=== Aim ===
Extract, from the records beneath this instruction, each line that contains the word "text".
★ ★ ★
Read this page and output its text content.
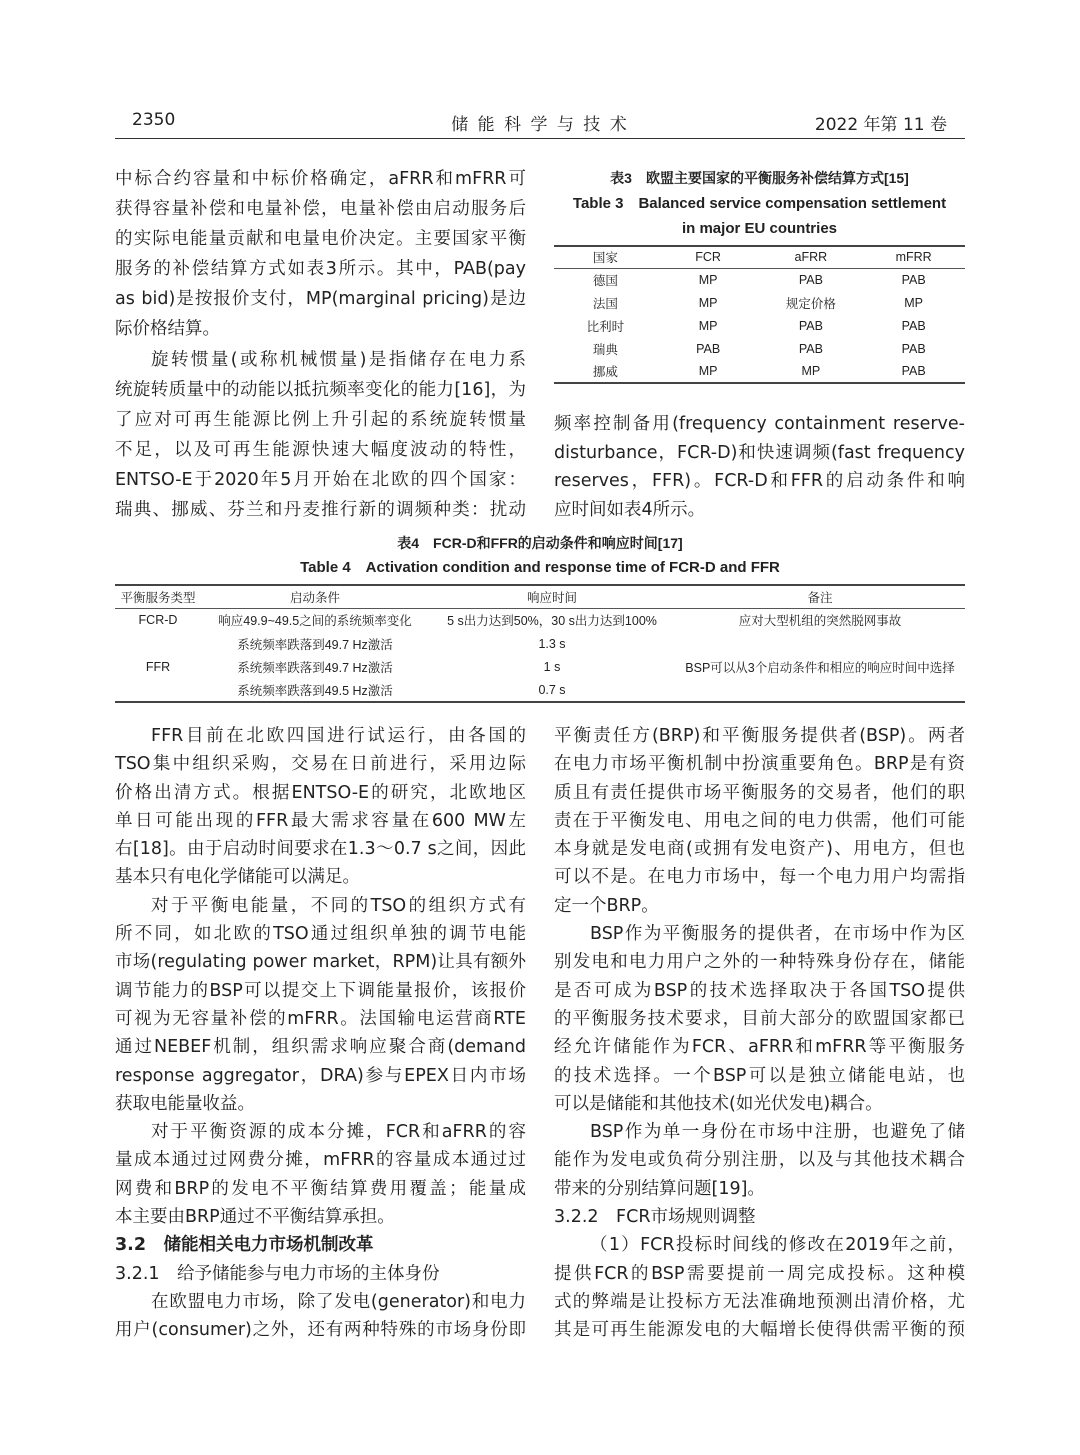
2350	储 能 科 学 与 技 术	2022 年第 11 卷
中标合约容量和中标价格确定，aFRR和mFRR可
获得容量补偿和电量补偿，电量补偿由启动服务后
的实际电能量贡献和电量电价决定。主要国家平衡
服务的补偿结算方式如表3所示。其中，PAB(pay
as bid)是按报价支付，MP(marginal pricing)是边
际价格结算。
旋转惯量(或称机械惯量)是指储存在电力系
统旋转质量中的动能以抵抗频率变化的能力[16]，为
了应对可再生能源比例上升引起的系统旋转惯量
不足，以及可再生能源快速大幅度波动的特性，
ENTSO-E于2020年5月开始在北欧的四个国家：
瑞典、挪威、芬兰和丹麦推行新的调频种类：扰动
频率控制备用(frequency containment reserve-
disturbance，FCR-D)和快速调频(fast frequency
reserves，FFR)。FCR-D和FFR的启动条件和响
应时间如表4所示。
FFR目前在北欧四国进行试运行，由各国的
TSO集中组织采购，交易在日前进行，采用边际
价格出清方式。根据ENTSO-E的研究，北欧地区
单日可能出现的FFR最大需求容量在600 MW左
右[18]。由于启动时间要求在1.3～0.7 s之间，因此
基本只有电化学储能可以满足。
对于平衡电能量，不同的TSO的组织方式有
所不同，如北欧的TSO通过组织单独的调节电能
市场(regulating power market，RPM)让具有额外
调节能力的BSP可以提交上下调能量报价，该报价
可视为无容量补偿的mFRR。法国输电运营商RTE
通过NEBEF机制，组织需求响应聚合商(demand
response aggregator，DRA)参与EPEX日内市场
获取电能量收益。
对于平衡资源的成本分摊，FCR和aFRR的容
量成本通过过网费分摊，mFRR的容量成本通过过
网费和BRP的发电不平衡结算费用覆盖；能量成
本主要由BRP通过不平衡结算承担。
3.2　储能相关电力市场机制改革
3.2.1　给予储能参与电力市场的主体身份
在欧盟电力市场，除了发电(generator)和电力
用户(consumer)之外，还有两种特殊的市场身份即
平衡责任方(BRP)和平衡服务提供者(BSP)。两者
在电力市场平衡机制中扮演重要角色。BRP是有资
质且有责任提供市场平衡服务的交易者，他们的职
责在于平衡发电、用电之间的电力供需，他们可能
本身就是发电商(或拥有发电资产)、用电方，但也
可以不是。在电力市场中，每一个电力用户均需指
定一个BRP。
BSP作为平衡服务的提供者，在市场中作为区
别发电和电力用户之外的一种特殊身份存在，储能
是否可成为BSP的技术选择取决于各国TSO提供
的平衡服务技术要求，目前大部分的欧盟国家都已
经允许储能作为FCR、aFRR和mFRR等平衡服务
的技术选择。一个BSP可以是独立储能电站，也
可以是储能和其他技术(如光伏发电)耦合。
BSP作为单一身份在市场中注册，也避免了储
能作为发电或负荷分别注册，以及与其他技术耦合
带来的分别结算问题[19]。
3.2.2　FCR市场规则调整
（1）FCR投标时间线的修改在2019年之前，
提供FCR的BSP需要提前一周完成投标。这种模
式的弊端是让投标方无法准确地预测出清价格，尤
其是可再生能源发电的大幅增长使得供需平衡的预
表3　欧盟主要国家的平衡服务补偿结算方式[15]
Table 3　Balanced service compensation settlement
in major EU countries
国家	FCR	aFRR	mFRR
德国	MP	PAB	PAB
法国	MP	规定价格	MP
比利时	MP	PAB	PAB
瑞典	PAB	PAB	PAB
挪威	MP	MP	PAB
表4　FCR-D和FFR的启动条件和响应时间[17]
Table 4　Activation condition and response time of FCR-D and FFR
平衡服务类型	启动条件	响应时间	备注
FCR-D	响应49.9~49.5之间的系统频率变化	5 s出力达到50%，30 s出力达到100%	应对大型机组的突然脱网事故
FFR	系统频率跌落到49.7 Hz激活	1.3 s	BSP可以从3个启动条件和相应的响应时间中选择
	系统频率跌落到49.7 Hz激活	1 s	
	系统频率跌落到49.5 Hz激活	0.7 s	
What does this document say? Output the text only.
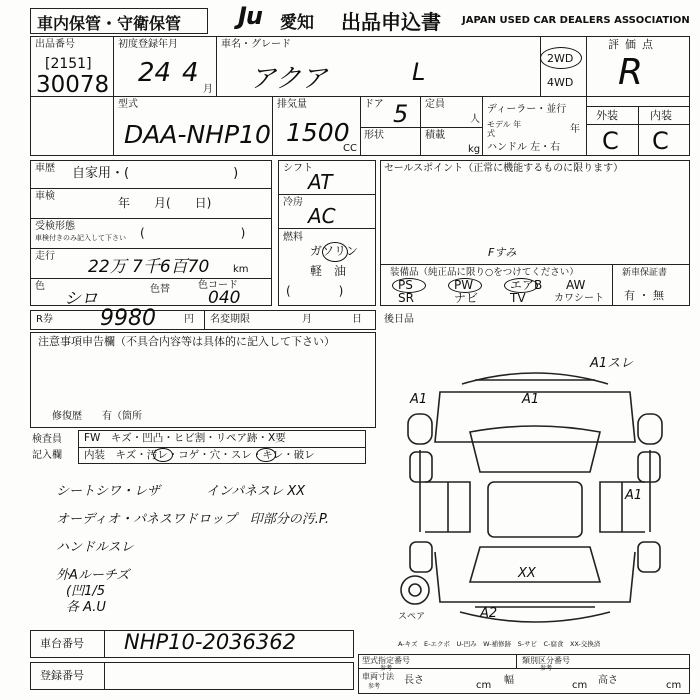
車内保管・守衛保管 Ju 愛知 出品申込書 JAPAN USED CAR DEALERS ASSOCIATION
出品番号
[2151]
30078
初度登録年月
24 4
月
車名・グレード
アクア	L	2WD
4WD
評価点
R
外装	内装
C C
型式
DAA-NHP10
排気量
1500
CC
ドア 5
形状
定員
人
積載
kg
ディーラー・並行
モデル 年式	年
ハンドル 左・右
車歴 自家用・(　　　　　　　　)
車検	年　　月(　　日)
受検形態
車検付きのみ記入して下さい (　　　　　　　　)
走行
22万 7千6百70 km
色
シロ	色替	色コード
040
シフト
AT
冷房
AC
燃料
ガソリン
軽　油
(　　　　)
セールスポイント（正常に機能するものに限ります）
Fすみ
装備品（純正品に限り○をつけてください）
PS	PW	エアB AW
SR	ナビ	TV	カワシート
新車保証書
有 ・ 無
R券 9980	円 名変期限	月	日 後日品
注意事項申告欄（不具合内容等は具体的に記入して下さい）
修復歴　　有（箇所
検査員
記入欄
FW　キズ・凹凸・ヒビ割・リペア跡・X要
内装　キズ・汚レ・コゲ・穴・スレ・キレ・破レ
シートシワ・レザ	インパネスレ XX
オーディオ・パネスワドロップ　印部分の汚.P.
ハンドルスレ
外Aルーチズ
(凹1/5
各 A.U
A1スレ
A1
A1
A1
XX
A2
スペア
A-キズ　E-エクボ　U-凹み　W-補修跡　S-サビ　C-腐食　XX-交換済
車台番号 NHP10-2036362
登録番号
型式指定番号
参考
類別区分番号
参考
車両寸法
参考
長さ	cm 幅	cm 高さ	cm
★ ★ ★
=== Correct result ===
Read this page and output its text content.
What does this document say? Output the text only.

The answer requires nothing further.